**Exercise brief:** From the records below, give the number of lines that contain the string "this", without any other text.

(Records)
■ ■ ■
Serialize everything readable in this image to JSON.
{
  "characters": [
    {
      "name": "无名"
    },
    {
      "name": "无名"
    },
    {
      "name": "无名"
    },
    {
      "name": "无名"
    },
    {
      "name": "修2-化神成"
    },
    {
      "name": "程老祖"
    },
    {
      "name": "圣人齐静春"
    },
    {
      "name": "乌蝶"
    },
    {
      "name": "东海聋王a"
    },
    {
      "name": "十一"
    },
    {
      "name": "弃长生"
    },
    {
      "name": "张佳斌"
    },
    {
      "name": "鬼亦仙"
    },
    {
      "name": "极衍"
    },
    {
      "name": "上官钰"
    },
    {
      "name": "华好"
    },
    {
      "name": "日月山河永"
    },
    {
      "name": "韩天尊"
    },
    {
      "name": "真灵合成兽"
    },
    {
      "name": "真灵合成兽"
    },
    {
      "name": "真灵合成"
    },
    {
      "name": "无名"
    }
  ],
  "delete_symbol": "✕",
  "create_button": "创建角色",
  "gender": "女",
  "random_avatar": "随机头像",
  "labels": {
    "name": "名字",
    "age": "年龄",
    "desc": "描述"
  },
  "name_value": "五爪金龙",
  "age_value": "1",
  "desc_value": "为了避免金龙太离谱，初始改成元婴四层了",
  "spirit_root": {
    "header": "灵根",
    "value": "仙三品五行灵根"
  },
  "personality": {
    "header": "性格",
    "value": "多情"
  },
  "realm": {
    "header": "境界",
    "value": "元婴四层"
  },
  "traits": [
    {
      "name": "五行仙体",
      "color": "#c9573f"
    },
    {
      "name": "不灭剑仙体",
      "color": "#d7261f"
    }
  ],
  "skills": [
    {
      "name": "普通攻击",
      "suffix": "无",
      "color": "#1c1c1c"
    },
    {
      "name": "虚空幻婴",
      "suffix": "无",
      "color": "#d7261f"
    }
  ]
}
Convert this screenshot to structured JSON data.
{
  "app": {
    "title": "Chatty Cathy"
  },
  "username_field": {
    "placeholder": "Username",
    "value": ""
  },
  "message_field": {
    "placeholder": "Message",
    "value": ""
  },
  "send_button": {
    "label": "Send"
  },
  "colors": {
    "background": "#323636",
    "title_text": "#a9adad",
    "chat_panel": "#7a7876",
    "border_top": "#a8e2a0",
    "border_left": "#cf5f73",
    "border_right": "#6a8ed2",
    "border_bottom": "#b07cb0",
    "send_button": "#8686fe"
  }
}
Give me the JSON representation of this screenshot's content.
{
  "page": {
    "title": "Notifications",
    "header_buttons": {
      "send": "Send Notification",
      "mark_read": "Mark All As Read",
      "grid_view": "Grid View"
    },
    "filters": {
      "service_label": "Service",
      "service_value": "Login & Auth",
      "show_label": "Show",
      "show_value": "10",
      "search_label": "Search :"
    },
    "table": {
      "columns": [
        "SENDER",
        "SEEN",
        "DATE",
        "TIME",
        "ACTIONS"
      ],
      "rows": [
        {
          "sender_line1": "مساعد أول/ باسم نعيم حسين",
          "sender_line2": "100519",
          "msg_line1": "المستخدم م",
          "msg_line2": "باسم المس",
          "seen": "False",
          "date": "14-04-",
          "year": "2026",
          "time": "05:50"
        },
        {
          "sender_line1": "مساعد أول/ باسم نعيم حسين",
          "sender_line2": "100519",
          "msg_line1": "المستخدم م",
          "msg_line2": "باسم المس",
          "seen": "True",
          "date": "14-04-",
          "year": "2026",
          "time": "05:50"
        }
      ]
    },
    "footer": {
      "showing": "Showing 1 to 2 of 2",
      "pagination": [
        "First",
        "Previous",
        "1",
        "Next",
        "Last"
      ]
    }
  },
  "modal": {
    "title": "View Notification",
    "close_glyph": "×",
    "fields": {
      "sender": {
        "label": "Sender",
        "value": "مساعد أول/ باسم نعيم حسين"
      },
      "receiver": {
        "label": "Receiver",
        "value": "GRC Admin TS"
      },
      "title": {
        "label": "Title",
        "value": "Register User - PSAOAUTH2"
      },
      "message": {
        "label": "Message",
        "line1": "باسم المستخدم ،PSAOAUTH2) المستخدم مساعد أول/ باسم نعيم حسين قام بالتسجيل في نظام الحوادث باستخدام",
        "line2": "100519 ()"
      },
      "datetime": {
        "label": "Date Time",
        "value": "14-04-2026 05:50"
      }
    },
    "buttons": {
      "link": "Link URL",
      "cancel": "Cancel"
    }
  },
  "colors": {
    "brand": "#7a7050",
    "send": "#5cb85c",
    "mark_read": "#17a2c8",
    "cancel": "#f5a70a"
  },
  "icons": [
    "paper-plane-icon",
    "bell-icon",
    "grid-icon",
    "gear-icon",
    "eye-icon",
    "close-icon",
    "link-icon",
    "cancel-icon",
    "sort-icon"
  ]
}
■ ■ ■
**Task response:** 3